--- START ---

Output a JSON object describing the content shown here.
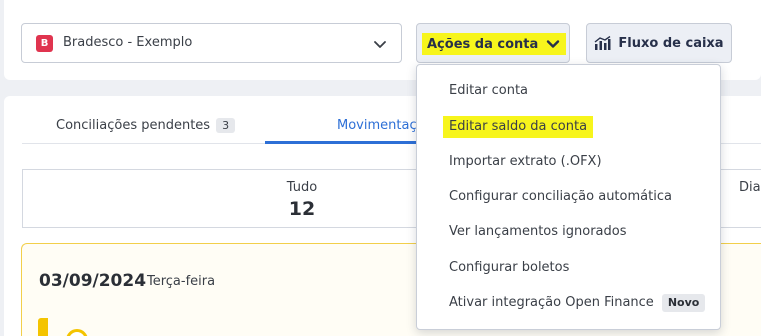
{
  "account_select": {
    "badge": "B",
    "name": "Bradesco - Exemplo",
    "chevron_icon": "chevron-down-icon"
  },
  "toolbar": {
    "actions_label": "Ações da conta",
    "actions_icon": "chevron-down-icon",
    "cashflow_label": "Fluxo de caixa",
    "cashflow_icon": "bar-chart-icon"
  },
  "tabs": [
    {
      "label": "Conciliações pendentes",
      "count": "3"
    },
    {
      "label": "Movimentaç"
    }
  ],
  "summary": {
    "items": [
      {
        "label": "Tudo",
        "value": "12"
      },
      {
        "label": "Dias"
      }
    ]
  },
  "day_group": {
    "date": "03/09/2024",
    "weekday": "Terça-feira"
  },
  "menu": {
    "items": [
      {
        "label": "Editar conta"
      },
      {
        "label": "Editar saldo da conta"
      },
      {
        "label": "Importar extrato (.OFX)"
      },
      {
        "label": "Configurar conciliação automática"
      },
      {
        "label": "Ver lançamentos ignorados"
      },
      {
        "label": "Configurar boletos"
      },
      {
        "label": "Ativar integração Open Finance",
        "badge": "Novo"
      }
    ]
  },
  "colors": {
    "highlight": "#f7f51c",
    "accent": "#2d6fd6",
    "bank_brand": "#e0344f",
    "warning": "#f4c400"
  }
}
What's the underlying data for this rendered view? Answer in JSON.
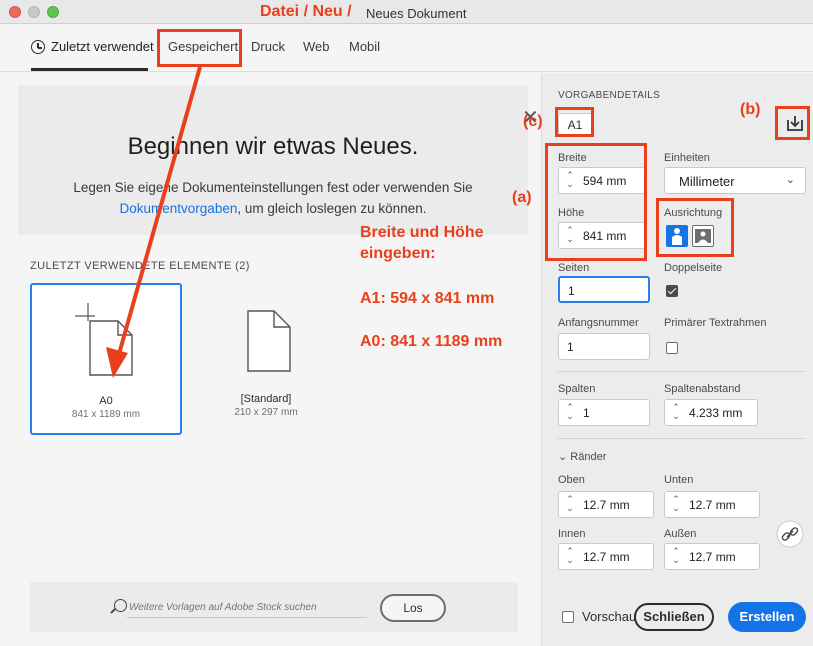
{
  "window": {
    "title_annotation": "Datei / Neu /",
    "title": "Neues Dokument"
  },
  "tabs": [
    {
      "label": "Zuletzt verwendet",
      "active": true
    },
    {
      "label": "Gespeichert"
    },
    {
      "label": "Druck"
    },
    {
      "label": "Web"
    },
    {
      "label": "Mobil"
    }
  ],
  "welcome": {
    "title": "Beginnen wir etwas Neues.",
    "text_before": "Legen Sie eigene Dokumenteinstellungen fest oder verwenden Sie",
    "link": "Dokumentvorgaben",
    "text_after": ", um gleich loslegen zu können."
  },
  "recent": {
    "heading": "ZULETZT VERWENDETE ELEMENTE",
    "count": "(2)",
    "items": [
      {
        "name": "A0",
        "size": "841 x 1189 mm"
      },
      {
        "name": "[Standard]",
        "size": "210 x 297 mm"
      }
    ]
  },
  "search": {
    "placeholder": "Weitere Vorlagen auf Adobe Stock suchen",
    "button": "Los"
  },
  "details": {
    "heading": "VORGABENDETAILS",
    "preset_name": "A1",
    "width_label": "Breite",
    "width_value": "594 mm",
    "units_label": "Einheiten",
    "units_value": "Millimeter",
    "height_label": "Höhe",
    "height_value": "841 mm",
    "orientation_label": "Ausrichtung",
    "pages_label": "Seiten",
    "pages_value": "1",
    "facing_label": "Doppelseite",
    "facing_checked": true,
    "start_label": "Anfangsnummer",
    "start_value": "1",
    "primary_frame_label": "Primärer Textrahmen",
    "primary_frame_checked": false,
    "columns_label": "Spalten",
    "columns_value": "1",
    "gutter_label": "Spaltenabstand",
    "gutter_value": "4.233 mm",
    "margins_label": "Ränder",
    "top_label": "Oben",
    "top_value": "12.7 mm",
    "bottom_label": "Unten",
    "bottom_value": "12.7 mm",
    "inside_label": "Innen",
    "inside_value": "12.7 mm",
    "outside_label": "Außen",
    "outside_value": "12.7 mm"
  },
  "footer": {
    "preview_label": "Vorschau",
    "close_button": "Schließen",
    "create_button": "Erstellen"
  },
  "annotations": {
    "label_a": "(a)",
    "label_b": "(b)",
    "label_c": "(c)",
    "line1": "Breite und Höhe",
    "line2": "eingeben:",
    "a1": "A1:  594 x 841 mm",
    "a0": "A0:  841 x 1189 mm"
  },
  "colors": {
    "annotation": "#e8401c",
    "accent": "#1473e6",
    "selection": "#2680eb"
  },
  "icons": {
    "tab_recent": "clock-icon",
    "search": "search-icon",
    "save_preset": "save-preset-icon",
    "link": "chain-link-icon",
    "portrait": "portrait-orientation-icon",
    "landscape": "landscape-orientation-icon",
    "close": "close-icon",
    "units_chevron": "chevron-down-icon",
    "margins_chevron": "chevron-down-icon"
  }
}
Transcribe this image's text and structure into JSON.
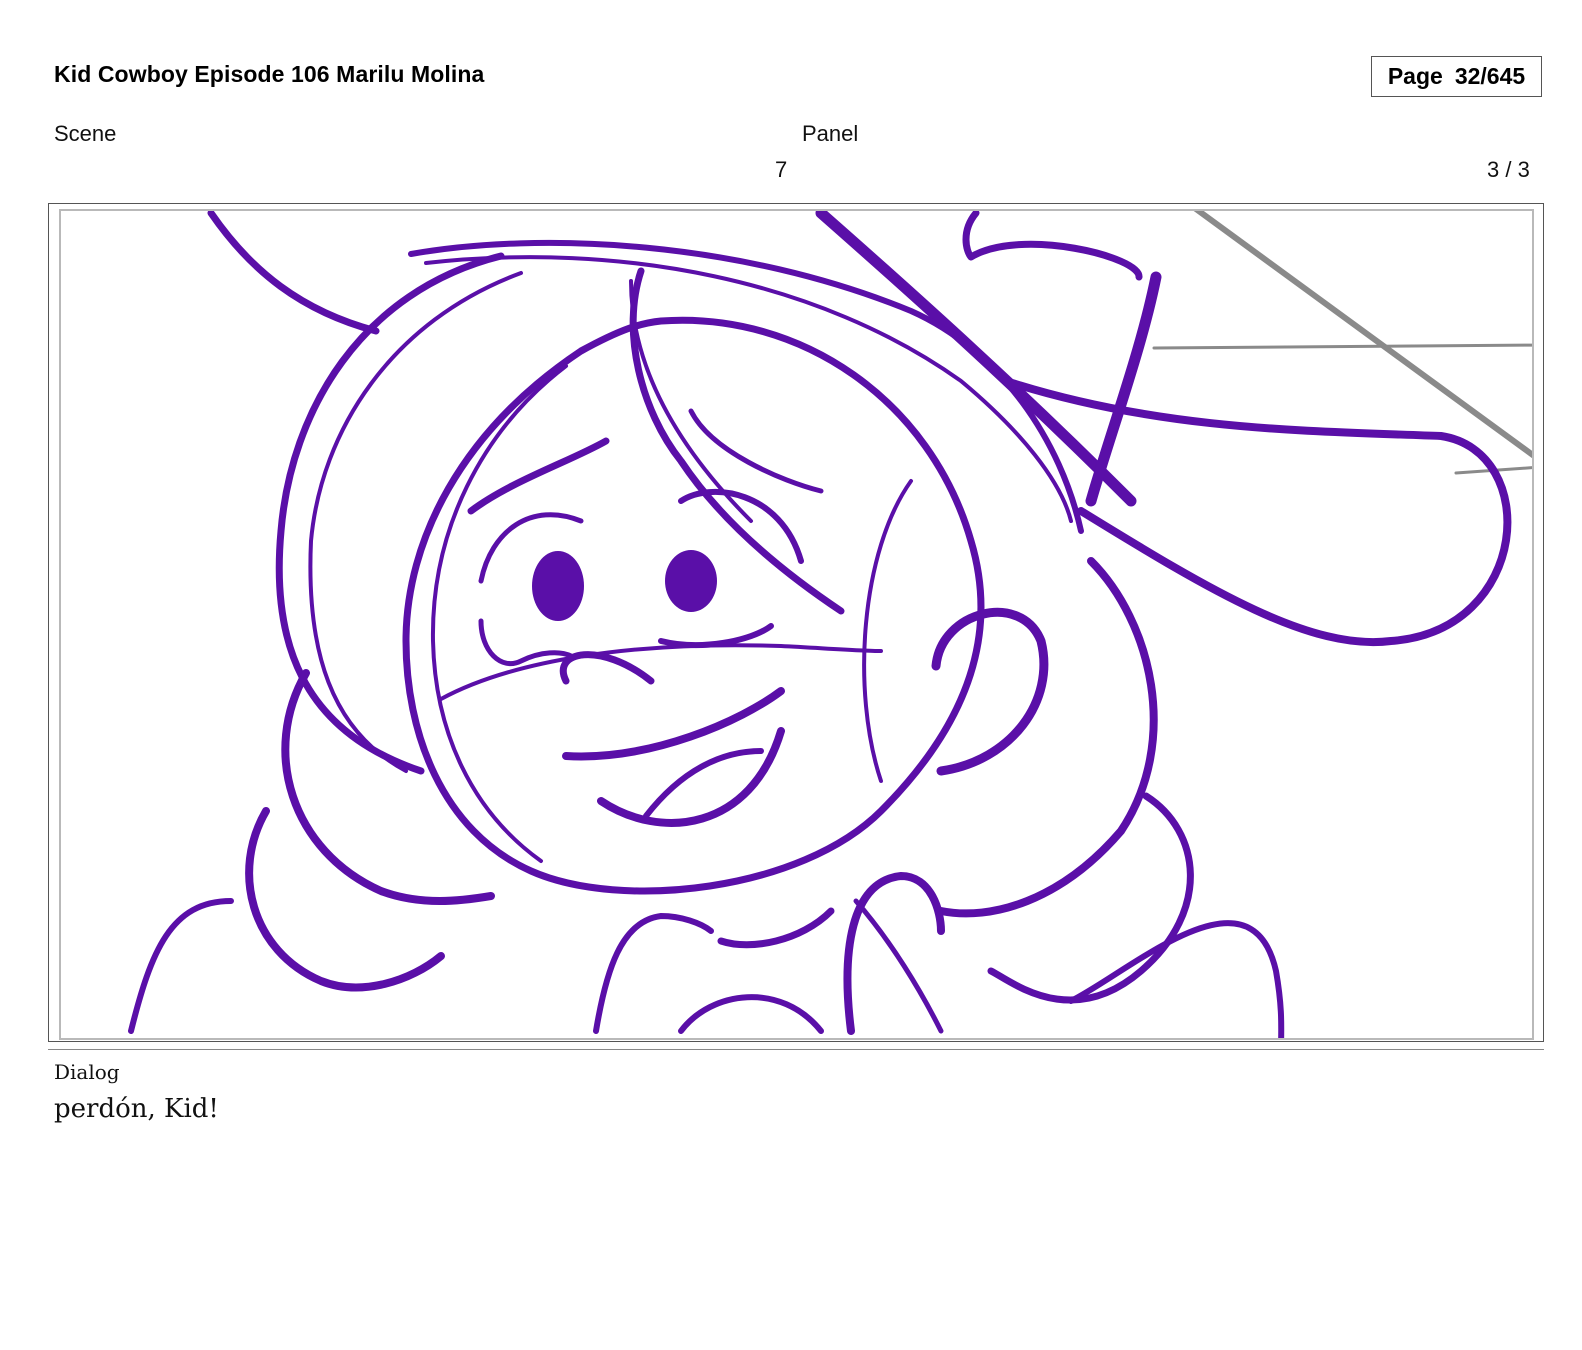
{
  "header": {
    "title": "Kid Cowboy Episode 106 Marilu Molina",
    "page_label": "Page",
    "page_value": "32/645"
  },
  "labels": {
    "scene": "Scene",
    "panel": "Panel"
  },
  "values": {
    "scene": "7",
    "panel": "3 / 3"
  },
  "drawing": {
    "ink_color": "#5a0fa8",
    "guide_color": "#8a8a8a",
    "subject": "storyboard-sketch"
  },
  "dialog": {
    "label": "Dialog",
    "text": "perdón, Kid!"
  }
}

--- END ---

> **Exercise directions**
Begin with the line that contains "Transcribe this image's" and copy every line through the end of the listing, exactly as written, both ends included. Pictures are not part of the copy.

> **Task solution**
Transcribe this image's text and structure into JSON.
{
  "header": {
    "title": "Kid Cowboy Episode 106 Marilu Molina",
    "page_label": "Page",
    "page_value": "32/645"
  },
  "labels": {
    "scene": "Scene",
    "panel": "Panel"
  },
  "values": {
    "scene": "7",
    "panel": "3 / 3"
  },
  "drawing": {
    "ink_color": "#5a0fa8",
    "guide_color": "#8a8a8a",
    "subject": "storyboard-sketch"
  },
  "dialog": {
    "label": "Dialog",
    "text": "perdón, Kid!"
  }
}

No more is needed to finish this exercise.